Basic Data Structures

My Take on UCSD's Basic Data Structures course (CSE 12)


Project maintained by nate-browne Hosted on GitHub Pages — Theme by mattgraham

Binary Search Trees

Chapters 4 and 12 of Data Structures and Algorithm Analysis in C++

The Motivation

Even though hashing gives us super fast lookups and insertions, there is one major flaw: the data is not sorted.

Thinking back to lists and arrays, we saw that if our data is sorted, we can perform searches and insertions in logarithmic time by making use of the idea of binary search. Let’s revisit that idea now.

Sets, Maps, and The Tree Data Structure

As we saw last lecture, the Set and Map ADTs are useful abstractions related to their mathematical counterparts.

The data structures of a Hashset and Hashmap provide nice quick insertion and lookup, but as we’ve hinted to above, provide no guarantees about ordering.

Binary Trees vs Binary Search Trees

There are many kinds of trees used in different contexts, but we’ll focus on binary trees.

A binary tree is a recursively defined data structure composed of nodes, with one node serving as the “root node”.

In a binary tree, every node maintains the invariant that it has [0, 3) children. The “recursive” part of the definition is that each node in a binary tree serves as the “root” of its own binary tree.

Material shown:
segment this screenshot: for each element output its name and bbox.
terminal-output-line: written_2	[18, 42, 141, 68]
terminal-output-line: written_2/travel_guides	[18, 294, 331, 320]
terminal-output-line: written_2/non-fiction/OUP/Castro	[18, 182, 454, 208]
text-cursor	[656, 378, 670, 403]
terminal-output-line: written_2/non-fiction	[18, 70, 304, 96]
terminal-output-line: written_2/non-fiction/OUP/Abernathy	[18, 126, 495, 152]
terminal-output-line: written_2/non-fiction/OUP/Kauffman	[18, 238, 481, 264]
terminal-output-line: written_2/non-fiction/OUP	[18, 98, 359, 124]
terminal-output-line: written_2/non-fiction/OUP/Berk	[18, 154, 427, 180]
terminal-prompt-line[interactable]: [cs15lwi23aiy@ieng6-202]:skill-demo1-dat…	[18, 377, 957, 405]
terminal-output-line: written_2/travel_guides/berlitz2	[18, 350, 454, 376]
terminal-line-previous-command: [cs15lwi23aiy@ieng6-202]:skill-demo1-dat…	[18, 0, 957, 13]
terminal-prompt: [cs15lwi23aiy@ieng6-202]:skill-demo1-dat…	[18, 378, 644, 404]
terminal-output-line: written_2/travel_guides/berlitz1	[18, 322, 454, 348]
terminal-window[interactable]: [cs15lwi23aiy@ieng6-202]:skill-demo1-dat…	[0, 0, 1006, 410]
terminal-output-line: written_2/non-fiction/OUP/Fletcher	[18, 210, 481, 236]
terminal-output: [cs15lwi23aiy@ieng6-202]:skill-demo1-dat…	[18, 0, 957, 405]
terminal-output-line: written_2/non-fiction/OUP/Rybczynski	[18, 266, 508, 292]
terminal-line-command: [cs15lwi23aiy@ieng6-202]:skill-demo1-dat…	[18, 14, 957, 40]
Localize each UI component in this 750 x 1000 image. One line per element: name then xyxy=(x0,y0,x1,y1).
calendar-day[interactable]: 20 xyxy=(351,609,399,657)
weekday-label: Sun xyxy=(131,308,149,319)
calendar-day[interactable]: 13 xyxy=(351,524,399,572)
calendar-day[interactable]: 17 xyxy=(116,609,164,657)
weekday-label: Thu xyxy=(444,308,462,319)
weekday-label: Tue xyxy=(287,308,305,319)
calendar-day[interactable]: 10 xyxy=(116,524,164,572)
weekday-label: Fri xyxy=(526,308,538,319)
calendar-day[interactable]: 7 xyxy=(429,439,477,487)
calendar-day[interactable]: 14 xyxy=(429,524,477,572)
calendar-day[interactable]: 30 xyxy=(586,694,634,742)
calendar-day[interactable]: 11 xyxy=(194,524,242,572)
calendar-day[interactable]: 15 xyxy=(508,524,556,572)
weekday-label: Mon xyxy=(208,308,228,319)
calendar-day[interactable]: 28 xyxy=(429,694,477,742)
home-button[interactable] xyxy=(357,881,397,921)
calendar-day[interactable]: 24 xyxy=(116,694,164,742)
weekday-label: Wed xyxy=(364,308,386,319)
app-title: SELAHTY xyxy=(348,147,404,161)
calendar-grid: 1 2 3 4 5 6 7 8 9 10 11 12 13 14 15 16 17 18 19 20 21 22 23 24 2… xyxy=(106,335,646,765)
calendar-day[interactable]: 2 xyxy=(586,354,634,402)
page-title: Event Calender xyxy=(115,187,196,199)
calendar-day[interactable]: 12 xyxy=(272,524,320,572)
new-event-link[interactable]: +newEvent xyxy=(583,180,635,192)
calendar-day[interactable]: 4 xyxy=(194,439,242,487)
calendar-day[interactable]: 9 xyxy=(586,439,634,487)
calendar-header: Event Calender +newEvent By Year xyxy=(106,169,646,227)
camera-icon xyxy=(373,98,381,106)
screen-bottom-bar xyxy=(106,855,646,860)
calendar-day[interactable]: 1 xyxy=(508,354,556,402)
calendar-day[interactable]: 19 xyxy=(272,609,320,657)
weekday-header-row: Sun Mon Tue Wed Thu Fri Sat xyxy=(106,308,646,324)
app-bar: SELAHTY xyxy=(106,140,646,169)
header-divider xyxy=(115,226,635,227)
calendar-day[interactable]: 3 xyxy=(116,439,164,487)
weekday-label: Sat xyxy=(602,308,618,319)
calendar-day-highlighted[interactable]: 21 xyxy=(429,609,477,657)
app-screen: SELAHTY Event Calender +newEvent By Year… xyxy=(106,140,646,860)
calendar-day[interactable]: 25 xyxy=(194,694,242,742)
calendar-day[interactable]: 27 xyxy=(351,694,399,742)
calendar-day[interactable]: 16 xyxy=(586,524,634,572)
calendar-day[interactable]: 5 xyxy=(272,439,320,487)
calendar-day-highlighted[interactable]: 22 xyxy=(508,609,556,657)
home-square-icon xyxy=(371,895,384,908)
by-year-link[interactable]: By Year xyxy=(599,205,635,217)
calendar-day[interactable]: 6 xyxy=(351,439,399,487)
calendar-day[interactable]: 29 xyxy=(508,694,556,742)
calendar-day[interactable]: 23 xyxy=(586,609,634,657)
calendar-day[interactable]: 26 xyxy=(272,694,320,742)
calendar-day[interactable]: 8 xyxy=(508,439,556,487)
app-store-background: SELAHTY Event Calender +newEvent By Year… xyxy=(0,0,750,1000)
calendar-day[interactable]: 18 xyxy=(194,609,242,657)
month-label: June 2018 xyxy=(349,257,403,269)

Problems to work on:
[A] Write out the binary search tree notes again, everything from "Sets, Maps, and" down to "on binary trees.", switching "Hashset" to "hash set".
[B] Answer these questions from the binary search tree notes:
(i) Which chapters of which book do the notes point to?
(ii) What major flaw of hashing do the notes name?
(iii) What does one node in a binary tree serve as?

Answers provided:
[A]
Sets, Maps, and The Tree Data Structure

As we saw last lecture, the Set and Map ADTs are useful abstractions related to their mathematical counterparts.

The data structures of a hash set and Hashmap provide nice quick insertion and lookup, but as we’ve hinted to above, provide no guarantees about ordering.

Binary Trees vs Binary Search Trees

There are many kinds of trees used in different contexts, but we’ll focus on binary trees.

[B]
(i) Chapters 4 and 12 of Data Structures and Algorithm Analysis in C++
(ii) The data is not sorted.
(iii) The "root node"